**WORK TO DO:**
Copy out all the entries word for word.

**MATERIALS PROVIDED:**
+-------+
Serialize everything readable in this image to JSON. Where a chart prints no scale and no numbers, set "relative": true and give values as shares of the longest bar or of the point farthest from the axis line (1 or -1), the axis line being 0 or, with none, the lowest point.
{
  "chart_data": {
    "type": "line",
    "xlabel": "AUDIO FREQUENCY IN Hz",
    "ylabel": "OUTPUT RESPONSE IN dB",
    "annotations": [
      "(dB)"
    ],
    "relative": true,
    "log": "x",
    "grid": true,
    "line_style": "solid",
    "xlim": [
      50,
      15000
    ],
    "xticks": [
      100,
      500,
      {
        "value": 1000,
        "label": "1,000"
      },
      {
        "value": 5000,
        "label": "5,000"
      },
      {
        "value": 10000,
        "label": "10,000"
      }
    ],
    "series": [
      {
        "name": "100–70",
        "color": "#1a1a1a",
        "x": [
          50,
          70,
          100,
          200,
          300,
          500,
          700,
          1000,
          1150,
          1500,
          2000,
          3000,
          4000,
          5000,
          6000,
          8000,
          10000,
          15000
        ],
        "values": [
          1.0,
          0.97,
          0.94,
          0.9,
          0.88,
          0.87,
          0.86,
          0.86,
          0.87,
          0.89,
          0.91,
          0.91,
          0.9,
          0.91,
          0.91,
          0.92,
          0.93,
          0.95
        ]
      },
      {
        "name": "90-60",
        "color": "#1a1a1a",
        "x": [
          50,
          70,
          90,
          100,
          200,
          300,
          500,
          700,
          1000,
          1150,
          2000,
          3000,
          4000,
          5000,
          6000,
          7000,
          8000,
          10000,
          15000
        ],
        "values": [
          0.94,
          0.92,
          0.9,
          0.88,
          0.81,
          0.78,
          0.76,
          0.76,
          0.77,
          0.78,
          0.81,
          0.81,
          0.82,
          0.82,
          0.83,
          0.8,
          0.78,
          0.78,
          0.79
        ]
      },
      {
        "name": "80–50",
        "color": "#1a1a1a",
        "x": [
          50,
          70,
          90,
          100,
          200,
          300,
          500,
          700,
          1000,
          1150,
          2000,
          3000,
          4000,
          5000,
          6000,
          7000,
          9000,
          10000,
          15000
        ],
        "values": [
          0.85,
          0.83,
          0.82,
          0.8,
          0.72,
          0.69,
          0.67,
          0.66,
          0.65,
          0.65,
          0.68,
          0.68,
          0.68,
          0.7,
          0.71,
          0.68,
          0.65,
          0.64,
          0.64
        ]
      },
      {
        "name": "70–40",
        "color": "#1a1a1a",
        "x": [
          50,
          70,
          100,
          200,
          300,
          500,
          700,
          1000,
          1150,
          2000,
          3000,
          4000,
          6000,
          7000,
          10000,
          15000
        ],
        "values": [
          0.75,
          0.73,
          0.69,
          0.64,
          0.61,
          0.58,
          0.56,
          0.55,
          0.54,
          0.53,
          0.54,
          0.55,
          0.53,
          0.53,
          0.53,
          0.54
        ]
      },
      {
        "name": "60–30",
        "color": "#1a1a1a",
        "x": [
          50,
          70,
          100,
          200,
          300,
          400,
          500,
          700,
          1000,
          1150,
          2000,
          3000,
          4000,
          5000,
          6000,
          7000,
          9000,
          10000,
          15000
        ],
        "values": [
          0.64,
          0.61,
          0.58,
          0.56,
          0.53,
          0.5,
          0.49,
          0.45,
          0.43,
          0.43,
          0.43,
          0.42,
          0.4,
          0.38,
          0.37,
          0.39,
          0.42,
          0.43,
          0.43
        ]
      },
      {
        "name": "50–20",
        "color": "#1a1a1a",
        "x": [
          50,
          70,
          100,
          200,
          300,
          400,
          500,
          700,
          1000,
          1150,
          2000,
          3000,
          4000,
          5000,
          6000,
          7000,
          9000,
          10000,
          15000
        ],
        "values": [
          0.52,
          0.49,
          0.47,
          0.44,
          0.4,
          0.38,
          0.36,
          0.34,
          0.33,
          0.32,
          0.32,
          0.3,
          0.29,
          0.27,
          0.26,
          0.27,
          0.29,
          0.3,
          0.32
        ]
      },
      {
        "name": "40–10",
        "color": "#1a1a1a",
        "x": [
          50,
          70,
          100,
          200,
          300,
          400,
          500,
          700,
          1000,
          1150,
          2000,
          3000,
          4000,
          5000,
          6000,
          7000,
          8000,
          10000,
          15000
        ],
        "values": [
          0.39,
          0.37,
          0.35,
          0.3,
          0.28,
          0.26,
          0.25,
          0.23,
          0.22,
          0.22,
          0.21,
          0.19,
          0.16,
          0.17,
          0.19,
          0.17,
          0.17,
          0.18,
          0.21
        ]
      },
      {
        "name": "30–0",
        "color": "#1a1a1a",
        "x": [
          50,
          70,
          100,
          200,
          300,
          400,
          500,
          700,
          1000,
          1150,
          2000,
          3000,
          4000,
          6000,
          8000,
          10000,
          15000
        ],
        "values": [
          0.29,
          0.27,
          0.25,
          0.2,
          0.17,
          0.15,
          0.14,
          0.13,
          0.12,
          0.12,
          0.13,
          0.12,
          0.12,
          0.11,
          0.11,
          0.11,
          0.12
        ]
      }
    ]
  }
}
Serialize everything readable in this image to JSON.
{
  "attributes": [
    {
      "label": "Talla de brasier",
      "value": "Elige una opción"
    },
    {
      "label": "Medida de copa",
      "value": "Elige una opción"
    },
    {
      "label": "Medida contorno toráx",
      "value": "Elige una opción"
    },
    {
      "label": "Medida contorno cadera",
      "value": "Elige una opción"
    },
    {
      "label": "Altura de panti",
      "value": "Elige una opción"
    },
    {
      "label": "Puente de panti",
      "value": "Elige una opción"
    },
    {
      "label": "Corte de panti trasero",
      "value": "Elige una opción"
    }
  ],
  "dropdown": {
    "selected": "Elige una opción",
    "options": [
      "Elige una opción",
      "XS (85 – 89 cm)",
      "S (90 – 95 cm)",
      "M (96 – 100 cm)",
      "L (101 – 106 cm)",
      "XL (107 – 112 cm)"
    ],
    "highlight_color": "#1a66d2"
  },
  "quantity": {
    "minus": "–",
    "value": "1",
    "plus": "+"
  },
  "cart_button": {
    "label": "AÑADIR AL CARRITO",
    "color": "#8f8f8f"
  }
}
+-------+
**EXPECTED ANSWER:**
Serialize everything readable in this image to JSON. Where a chart prints no scale and no numbers, set "relative": true and give values as shares of the longest bar or of the point farthest from the axis line (1 or -1), the axis line being 0 or, with none, the lowest point.
{
  "chart_data": {
    "type": "line",
    "xlabel": "AUDIO FREQUENCY IN Hz",
    "ylabel": "OUTPUT RESPONSE IN dB",
    "annotations": [
      "(dB)"
    ],
    "relative": true,
    "log": "x",
    "grid": true,
    "line_style": "solid",
    "xlim": [
      50,
      15000
    ],
    "xticks": [
      100,
      500,
      {
        "value": 1000,
        "label": "1,000"
      },
      {
        "value": 5000,
        "label": "5,000"
      },
      {
        "value": 10000,
        "label": "10,000"
      }
    ],
    "series": [
      {
        "name": "100–70",
        "color": "#1a1a1a",
        "x": [
          50,
          70,
          100,
          200,
          300,
          500,
          700,
          1000,
          1150,
          1500,
          2000,
          3000,
          4000,
          5000,
          6000,
          8000,
          10000,
          15000
        ],
        "values": [
          1.0,
          0.97,
          0.94,
          0.9,
          0.88,
          0.87,
          0.86,
          0.86,
          0.87,
          0.89,
          0.91,
          0.91,
          0.9,
          0.91,
          0.91,
          0.92,
          0.93,
          0.95
        ]
      },
      {
        "name": "90-60",
        "color": "#1a1a1a",
        "x": [
          50,
          70,
          90,
          100,
          200,
          300,
          500,
          700,
          1000,
          1150,
          2000,
          3000,
          4000,
          5000,
          6000,
          7000,
          8000,
          10000,
          15000
        ],
        "values": [
          0.94,
          0.92,
          0.9,
          0.88,
          0.81,
          0.78,
          0.76,
          0.76,
          0.77,
          0.78,
          0.81,
          0.81,
          0.82,
          0.82,
          0.83,
          0.8,
          0.78,
          0.78,
          0.79
        ]
      },
      {
        "name": "80–50",
        "color": "#1a1a1a",
        "x": [
          50,
          70,
          90,
          100,
          200,
          300,
          500,
          700,
          1000,
          1150,
          2000,
          3000,
          4000,
          5000,
          6000,
          7000,
          9000,
          10000,
          15000
        ],
        "values": [
          0.85,
          0.83,
          0.82,
          0.8,
          0.72,
          0.69,
          0.67,
          0.66,
          0.65,
          0.65,
          0.68,
          0.68,
          0.68,
          0.7,
          0.71,
          0.68,
          0.65,
          0.64,
          0.64
        ]
      },
      {
        "name": "70–40",
        "color": "#1a1a1a",
        "x": [
          50,
          70,
          100,
          200,
          300,
          500,
          700,
          1000,
          1150,
          2000,
          3000,
          4000,
          6000,
          7000,
          10000,
          15000
        ],
        "values": [
          0.75,
          0.73,
          0.69,
          0.64,
          0.61,
          0.58,
          0.56,
          0.55,
          0.54,
          0.53,
          0.54,
          0.55,
          0.53,
          0.53,
          0.53,
          0.54
        ]
      },
      {
        "name": "60–30",
        "color": "#1a1a1a",
        "x": [
          50,
          70,
          100,
          200,
          300,
          400,
          500,
          700,
          1000,
          1150,
          2000,
          3000,
          4000,
          5000,
          6000,
          7000,
          9000,
          10000,
          15000
        ],
        "values": [
          0.64,
          0.61,
          0.58,
          0.56,
          0.53,
          0.5,
          0.49,
          0.45,
          0.43,
          0.43,
          0.43,
          0.42,
          0.4,
          0.38,
          0.37,
          0.39,
          0.42,
          0.43,
          0.43
        ]
      },
      {
        "name": "50–20",
        "color": "#1a1a1a",
        "x": [
          50,
          70,
          100,
          200,
          300,
          400,
          500,
          700,
          1000,
          1150,
          2000,
          3000,
          4000,
          5000,
          6000,
          7000,
          9000,
          10000,
          15000
        ],
        "values": [
          0.52,
          0.49,
          0.47,
          0.44,
          0.4,
          0.38,
          0.36,
          0.34,
          0.33,
          0.32,
          0.32,
          0.3,
          0.29,
          0.27,
          0.26,
          0.27,
          0.29,
          0.3,
          0.32
        ]
      },
      {
        "name": "40–10",
        "color": "#1a1a1a",
        "x": [
          50,
          70,
          100,
          200,
          300,
          400,
          500,
          700,
          1000,
          1150,
          2000,
          3000,
          4000,
          5000,
          6000,
          7000,
          8000,
          10000,
          15000
        ],
        "values": [
          0.39,
          0.37,
          0.35,
          0.3,
          0.28,
          0.26,
          0.25,
          0.23,
          0.22,
          0.22,
          0.21,
          0.19,
          0.16,
          0.17,
          0.19,
          0.17,
          0.17,
          0.18,
          0.21
        ]
      },
      {
        "name": "30–0",
        "color": "#1a1a1a",
        "x": [
          50,
          70,
          100,
          200,
          300,
          400,
          500,
          700,
          1000,
          1150,
          2000,
          3000,
          4000,
          6000,
          8000,
          10000,
          15000
        ],
        "values": [
          0.29,
          0.27,
          0.25,
          0.2,
          0.17,
          0.15,
          0.14,
          0.13,
          0.12,
          0.12,
          0.13,
          0.12,
          0.12,
          0.11,
          0.11,
          0.11,
          0.12
        ]
      }
    ]
  }
}
Serialize everything readable in this image to JSON.
{
  "attributes": [
    {
      "label": "Talla de brasier",
      "value": "Elige una opción"
    },
    {
      "label": "Medida de copa",
      "value": "Elige una opción"
    },
    {
      "label": "Medida contorno toráx",
      "value": "Elige una opción"
    },
    {
      "label": "Medida contorno cadera",
      "value": "Elige una opción"
    },
    {
      "label": "Altura de panti",
      "value": "Elige una opción"
    },
    {
      "label": "Puente de panti",
      "value": "Elige una opción"
    },
    {
      "label": "Corte de panti trasero",
      "value": "Elige una opción"
    }
  ],
  "dropdown": {
    "selected": "Elige una opción",
    "options": [
      "Elige una opción",
      "XS (85 – 89 cm)",
      "S (90 – 95 cm)",
      "M (96 – 100 cm)",
      "L (101 – 106 cm)",
      "XL (107 – 112 cm)"
    ],
    "highlight_color": "#1a66d2"
  },
  "quantity": {
    "minus": "–",
    "value": "1",
    "plus": "+"
  },
  "cart_button": {
    "label": "AÑADIR AL CARRITO",
    "color": "#8f8f8f"
  }
}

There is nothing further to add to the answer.